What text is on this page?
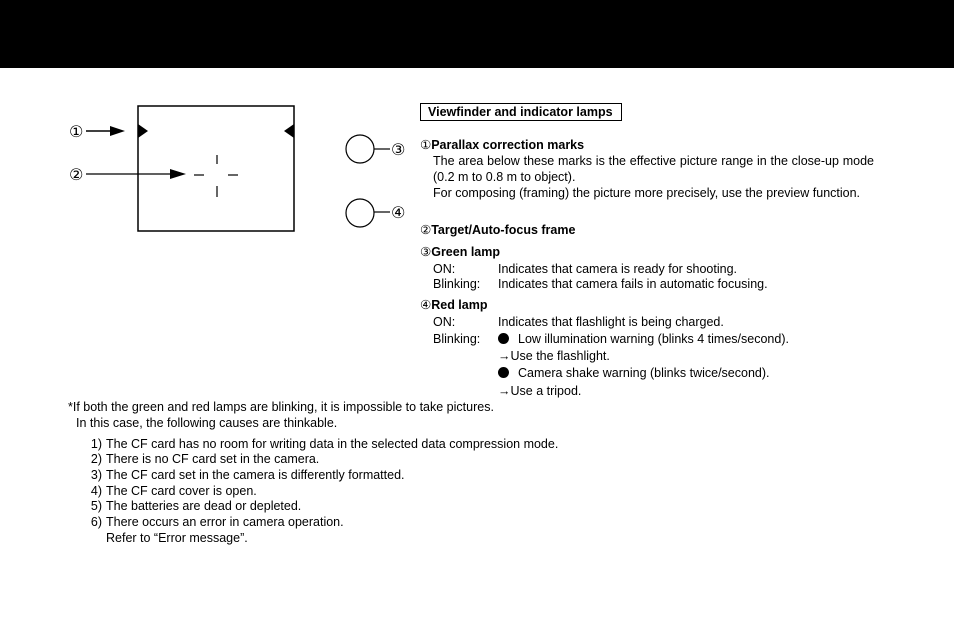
①
②
③
④
Viewfinder and indicator lamps
①Parallax correction marks
The area below these marks is the effective picture range in the close-up mode (0.2 m to 0.8 m to object).
For composing (framing) the picture more precisely, use the preview function.
②Target/Auto-focus frame
③Green lamp
ON:	Indicates that camera is ready for shooting.
Blinking: Indicates that camera fails in automatic focusing.
④Red lamp
ON:	Indicates that flashlight is being charged.
Blinking:	Low illumination warning (blinks 4 times/second).
→Use the flashlight.
Camera shake warning (blinks twice/second).
→Use a tripod.
*If both the green and red lamps are blinking, it is impossible to take pictures.
In this case, the following causes are thinkable.
1) The CF card has no room for writing data in the selected data compression mode.
2) There is no CF card set in the camera.
3) The CF card set in the camera is differently formatted.
4) The CF card cover is open.
5) The batteries are dead or depleted.
6) There occurs an error in camera operation.
Refer to “Error message”.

* What to work on *
Quote in full the listing given above; the images are to be left out.

* Problem solution *
What text is on this page?
①
②
③
④
Viewfinder and indicator lamps
①Parallax correction marks
The area below these marks is the effective picture range in the close-up mode (0.2 m to 0.8 m to object).
For composing (framing) the picture more precisely, use the preview function.
②Target/Auto-focus frame
③Green lamp
ON:	Indicates that camera is ready for shooting.
Blinking: Indicates that camera fails in automatic focusing.
④Red lamp
ON:	Indicates that flashlight is being charged.
Blinking:	Low illumination warning (blinks 4 times/second).
→Use the flashlight.
Camera shake warning (blinks twice/second).
→Use a tripod.
*If both the green and red lamps are blinking, it is impossible to take pictures.
In this case, the following causes are thinkable.
1) The CF card has no room for writing data in the selected data compression mode.
2) There is no CF card set in the camera.
3) The CF card set in the camera is differently formatted.
4) The CF card cover is open.
5) The batteries are dead or depleted.
6) There occurs an error in camera operation.
Refer to “Error message”.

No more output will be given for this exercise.